====== Material for this exercise ======

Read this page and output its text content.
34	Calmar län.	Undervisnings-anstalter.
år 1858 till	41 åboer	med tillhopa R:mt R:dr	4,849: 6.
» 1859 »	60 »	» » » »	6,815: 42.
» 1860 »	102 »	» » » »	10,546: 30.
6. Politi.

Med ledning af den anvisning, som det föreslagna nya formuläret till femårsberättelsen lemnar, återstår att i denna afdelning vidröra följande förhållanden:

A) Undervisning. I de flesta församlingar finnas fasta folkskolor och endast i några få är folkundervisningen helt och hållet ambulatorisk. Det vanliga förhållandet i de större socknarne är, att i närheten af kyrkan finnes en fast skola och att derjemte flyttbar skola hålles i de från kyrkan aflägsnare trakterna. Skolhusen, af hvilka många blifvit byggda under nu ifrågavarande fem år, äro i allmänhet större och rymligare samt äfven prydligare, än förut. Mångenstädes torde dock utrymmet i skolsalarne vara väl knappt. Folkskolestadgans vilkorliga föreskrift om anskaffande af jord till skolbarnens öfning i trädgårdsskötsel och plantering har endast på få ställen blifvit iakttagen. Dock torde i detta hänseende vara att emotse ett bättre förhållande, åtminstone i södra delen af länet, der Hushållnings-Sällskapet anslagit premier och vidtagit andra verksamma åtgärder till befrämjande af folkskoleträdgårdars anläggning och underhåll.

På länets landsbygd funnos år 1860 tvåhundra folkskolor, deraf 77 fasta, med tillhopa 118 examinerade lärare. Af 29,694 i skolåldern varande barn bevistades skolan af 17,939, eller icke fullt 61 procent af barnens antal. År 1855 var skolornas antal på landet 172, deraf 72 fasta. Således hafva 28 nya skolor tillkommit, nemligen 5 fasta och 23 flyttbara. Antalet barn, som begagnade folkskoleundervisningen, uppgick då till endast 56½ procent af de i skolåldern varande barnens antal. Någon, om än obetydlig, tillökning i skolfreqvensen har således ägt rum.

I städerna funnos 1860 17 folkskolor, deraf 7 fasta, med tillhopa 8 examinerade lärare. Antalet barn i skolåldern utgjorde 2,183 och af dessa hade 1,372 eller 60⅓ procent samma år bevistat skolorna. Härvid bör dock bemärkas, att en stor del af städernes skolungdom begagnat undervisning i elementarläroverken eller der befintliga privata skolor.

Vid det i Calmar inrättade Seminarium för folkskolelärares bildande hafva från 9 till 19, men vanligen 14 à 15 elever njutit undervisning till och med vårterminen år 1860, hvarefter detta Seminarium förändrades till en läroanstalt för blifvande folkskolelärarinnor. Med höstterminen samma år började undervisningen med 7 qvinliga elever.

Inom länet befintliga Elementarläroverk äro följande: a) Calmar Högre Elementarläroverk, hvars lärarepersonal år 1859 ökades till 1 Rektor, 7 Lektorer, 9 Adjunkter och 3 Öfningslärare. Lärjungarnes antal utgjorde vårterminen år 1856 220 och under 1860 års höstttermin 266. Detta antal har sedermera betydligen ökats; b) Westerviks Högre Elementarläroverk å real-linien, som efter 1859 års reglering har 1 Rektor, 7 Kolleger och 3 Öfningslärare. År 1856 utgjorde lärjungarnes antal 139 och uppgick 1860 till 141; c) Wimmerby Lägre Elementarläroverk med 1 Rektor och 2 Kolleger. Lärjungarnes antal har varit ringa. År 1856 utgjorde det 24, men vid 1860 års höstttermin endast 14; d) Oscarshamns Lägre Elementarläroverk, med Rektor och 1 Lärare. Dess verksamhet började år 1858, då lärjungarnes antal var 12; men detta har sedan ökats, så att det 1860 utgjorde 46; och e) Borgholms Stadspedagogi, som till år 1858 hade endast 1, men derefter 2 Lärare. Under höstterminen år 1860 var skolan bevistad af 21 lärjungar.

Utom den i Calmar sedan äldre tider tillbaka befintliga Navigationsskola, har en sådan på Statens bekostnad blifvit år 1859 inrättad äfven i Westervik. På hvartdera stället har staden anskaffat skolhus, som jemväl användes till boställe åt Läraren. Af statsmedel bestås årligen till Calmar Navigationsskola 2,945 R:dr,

======

Please set down the whole listing above without altering a single line.

Read this page and output its text content.
34	Calmar län.	Undervisnings-anstalter.
år 1858 till	41 åboer	med tillhopa R:mt R:dr	4,849: 6.
» 1859 »	60 »	» » » »	6,815: 42.
» 1860 »	102 »	» » » »	10,546: 30.
6. Politi.

Med ledning af den anvisning, som det föreslagna nya formuläret till femårsberättelsen lemnar, återstår att i denna afdelning vidröra följande förhållanden:

A) Undervisning. I de flesta församlingar finnas fasta folkskolor och endast i några få är folkundervisningen helt och hållet ambulatorisk. Det vanliga förhållandet i de större socknarne är, att i närheten af kyrkan finnes en fast skola och att derjemte flyttbar skola hålles i de från kyrkan aflägsnare trakterna. Skolhusen, af hvilka många blifvit byggda under nu ifrågavarande fem år, äro i allmänhet större och rymligare samt äfven prydligare, än förut. Mångenstädes torde dock utrymmet i skolsalarne vara väl knappt. Folkskolestadgans vilkorliga föreskrift om anskaffande af jord till skolbarnens öfning i trädgårdsskötsel och plantering har endast på få ställen blifvit iakttagen. Dock torde i detta hänseende vara att emotse ett bättre förhållande, åtminstone i södra delen af länet, der Hushållnings-Sällskapet anslagit premier och vidtagit andra verksamma åtgärder till befrämjande af folkskoleträdgårdars anläggning och underhåll.

På länets landsbygd funnos år 1860 tvåhundra folkskolor, deraf 77 fasta, med tillhopa 118 examinerade lärare. Af 29,694 i skolåldern varande barn bevistades skolan af 17,939, eller icke fullt 61 procent af barnens antal. År 1855 var skolornas antal på landet 172, deraf 72 fasta. Således hafva 28 nya skolor tillkommit, nemligen 5 fasta och 23 flyttbara. Antalet barn, som begagnade folkskoleundervisningen, uppgick då till endast 56½ procent af de i skolåldern varande barnens antal. Någon, om än obetydlig, tillökning i skolfreqvensen har således ägt rum.

I städerna funnos 1860 17 folkskolor, deraf 7 fasta, med tillhopa 8 examinerade lärare. Antalet barn i skolåldern utgjorde 2,183 och af dessa hade 1,372 eller 60⅓ procent samma år bevistat skolorna. Härvid bör dock bemärkas, att en stor del af städernes skolungdom begagnat undervisning i elementarläroverken eller der befintliga privata skolor.

Vid det i Calmar inrättade Seminarium för folkskolelärares bildande hafva från 9 till 19, men vanligen 14 à 15 elever njutit undervisning till och med vårterminen år 1860, hvarefter detta Seminarium förändrades till en läroanstalt för blifvande folkskolelärarinnor. Med höstterminen samma år började undervisningen med 7 qvinliga elever.

Inom länet befintliga Elementarläroverk äro följande: a) Calmar Högre Elementarläroverk, hvars lärarepersonal år 1859 ökades till 1 Rektor, 7 Lektorer, 9 Adjunkter och 3 Öfningslärare. Lärjungarnes antal utgjorde vårterminen år 1856 220 och under 1860 års höstttermin 266. Detta antal har sedermera betydligen ökats; b) Westerviks Högre Elementarläroverk å real-linien, som efter 1859 års reglering har 1 Rektor, 7 Kolleger och 3 Öfningslärare. År 1856 utgjorde lärjungarnes antal 139 och uppgick 1860 till 141; c) Wimmerby Lägre Elementarläroverk med 1 Rektor och 2 Kolleger. Lärjungarnes antal har varit ringa. År 1856 utgjorde det 24, men vid 1860 års höstttermin endast 14; d) Oscarshamns Lägre Elementarläroverk, med Rektor och 1 Lärare. Dess verksamhet började år 1858, då lärjungarnes antal var 12; men detta har sedan ökats, så att det 1860 utgjorde 46; och e) Borgholms Stadspedagogi, som till år 1858 hade endast 1, men derefter 2 Lärare. Under höstterminen år 1860 var skolan bevistad af 21 lärjungar.

Utom den i Calmar sedan äldre tider tillbaka befintliga Navigationsskola, har en sådan på Statens bekostnad blifvit år 1859 inrättad äfven i Westervik. På hvartdera stället har staden anskaffat skolhus, som jemväl användes till boställe åt Läraren. Af statsmedel bestås årligen till Calmar Navigationsskola 2,945 R:dr,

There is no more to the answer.